(Dataset items)
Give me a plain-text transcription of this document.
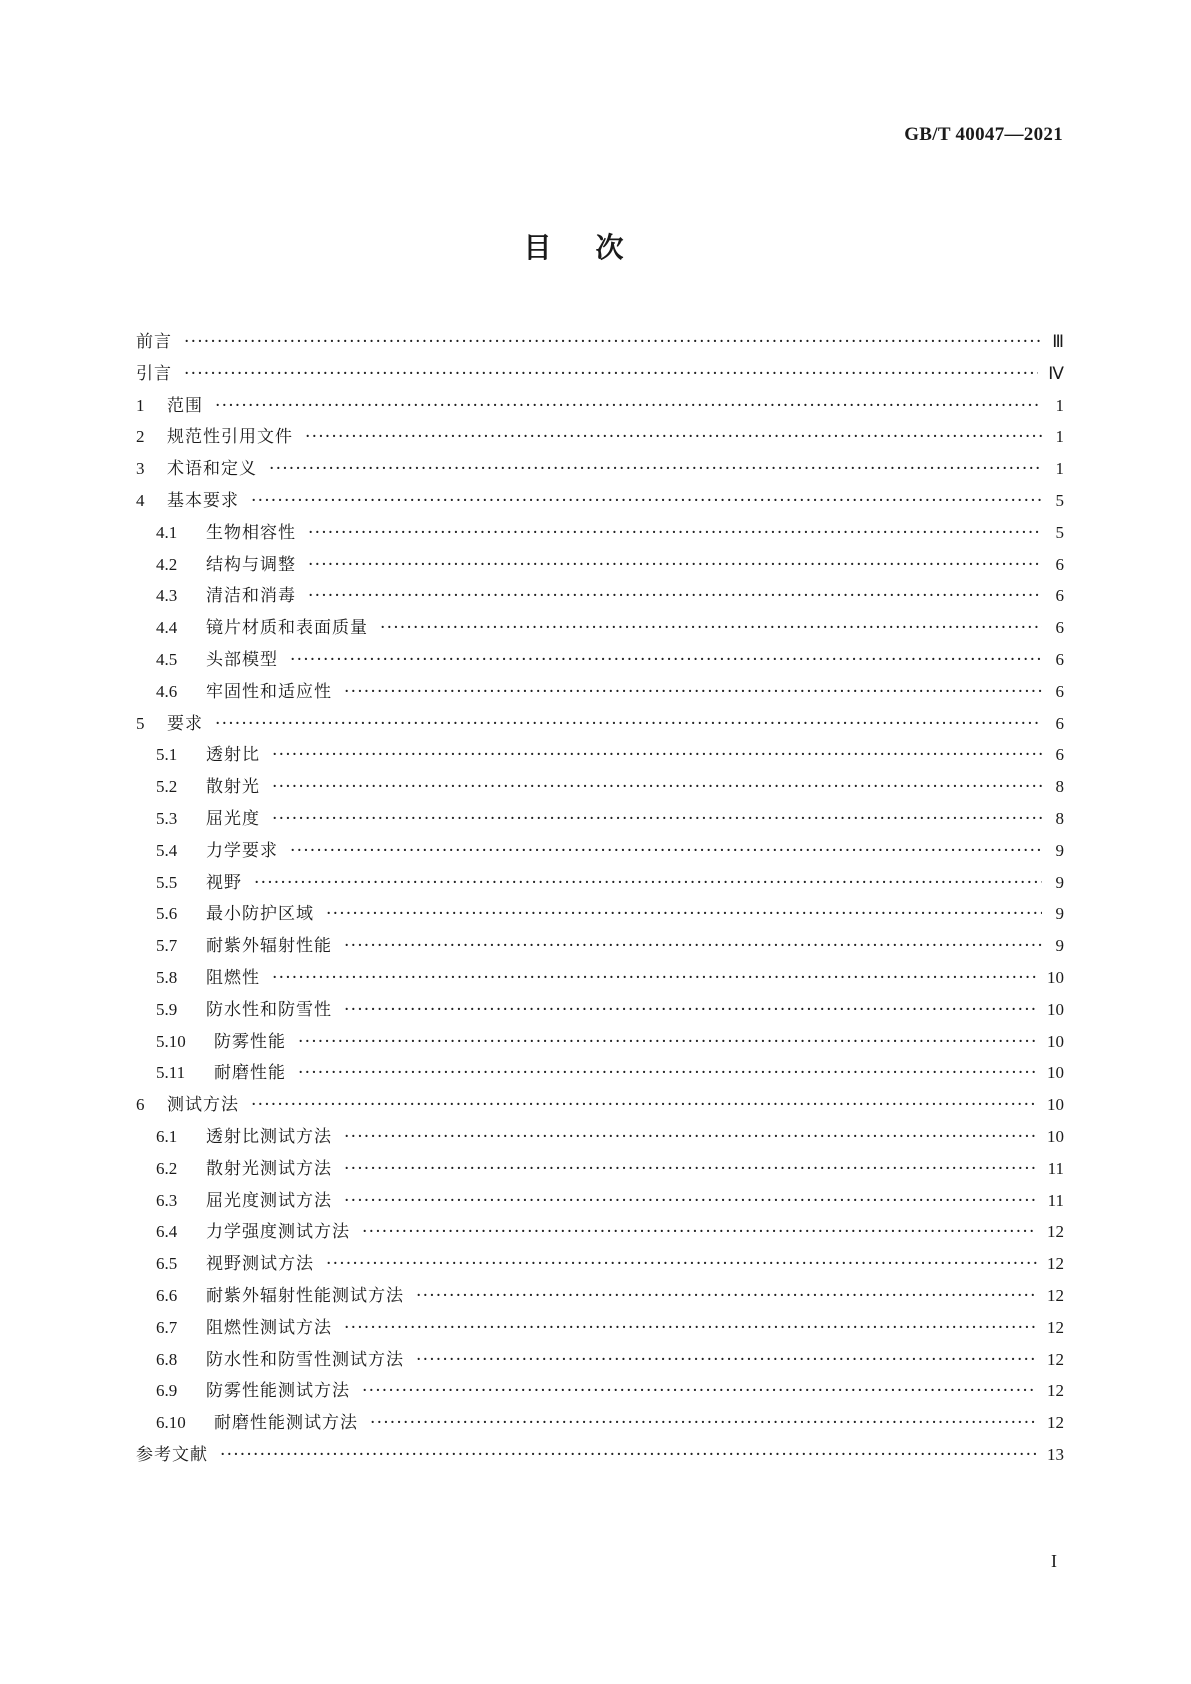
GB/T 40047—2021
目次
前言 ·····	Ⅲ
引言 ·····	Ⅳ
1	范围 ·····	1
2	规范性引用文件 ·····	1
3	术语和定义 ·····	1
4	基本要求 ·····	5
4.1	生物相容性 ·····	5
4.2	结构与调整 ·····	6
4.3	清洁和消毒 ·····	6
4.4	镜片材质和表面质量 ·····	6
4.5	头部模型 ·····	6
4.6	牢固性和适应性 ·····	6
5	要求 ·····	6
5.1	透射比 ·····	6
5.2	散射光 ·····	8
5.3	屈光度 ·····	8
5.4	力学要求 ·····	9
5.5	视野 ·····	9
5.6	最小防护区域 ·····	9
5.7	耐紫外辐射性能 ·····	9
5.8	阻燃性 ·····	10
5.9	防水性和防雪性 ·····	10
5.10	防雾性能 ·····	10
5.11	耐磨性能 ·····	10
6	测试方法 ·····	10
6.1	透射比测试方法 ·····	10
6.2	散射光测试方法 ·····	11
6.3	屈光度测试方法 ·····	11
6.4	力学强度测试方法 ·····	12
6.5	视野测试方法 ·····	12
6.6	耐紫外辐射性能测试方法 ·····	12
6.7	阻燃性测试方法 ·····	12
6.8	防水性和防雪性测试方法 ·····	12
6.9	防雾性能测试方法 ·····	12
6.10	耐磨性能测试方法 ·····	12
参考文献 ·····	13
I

* [The task] Copy every entry word for word, but omit the pictures.

* [In response]
Give me a plain-text transcription of this document.
GB/T 40047—2021
目次
前言 ·····	Ⅲ
引言 ·····	Ⅳ
1	范围 ·····	1
2	规范性引用文件 ·····	1
3	术语和定义 ·····	1
4	基本要求 ·····	5
4.1	生物相容性 ·····	5
4.2	结构与调整 ·····	6
4.3	清洁和消毒 ·····	6
4.4	镜片材质和表面质量 ·····	6
4.5	头部模型 ·····	6
4.6	牢固性和适应性 ·····	6
5	要求 ·····	6
5.1	透射比 ·····	6
5.2	散射光 ·····	8
5.3	屈光度 ·····	8
5.4	力学要求 ·····	9
5.5	视野 ·····	9
5.6	最小防护区域 ·····	9
5.7	耐紫外辐射性能 ·····	9
5.8	阻燃性 ·····	10
5.9	防水性和防雪性 ·····	10
5.10	防雾性能 ·····	10
5.11	耐磨性能 ·····	10
6	测试方法 ·····	10
6.1	透射比测试方法 ·····	10
6.2	散射光测试方法 ·····	11
6.3	屈光度测试方法 ·····	11
6.4	力学强度测试方法 ·····	12
6.5	视野测试方法 ·····	12
6.6	耐紫外辐射性能测试方法 ·····	12
6.7	阻燃性测试方法 ·····	12
6.8	防水性和防雪性测试方法 ·····	12
6.9	防雾性能测试方法 ·····	12
6.10	耐磨性能测试方法 ·····	12
参考文献 ·····	13
I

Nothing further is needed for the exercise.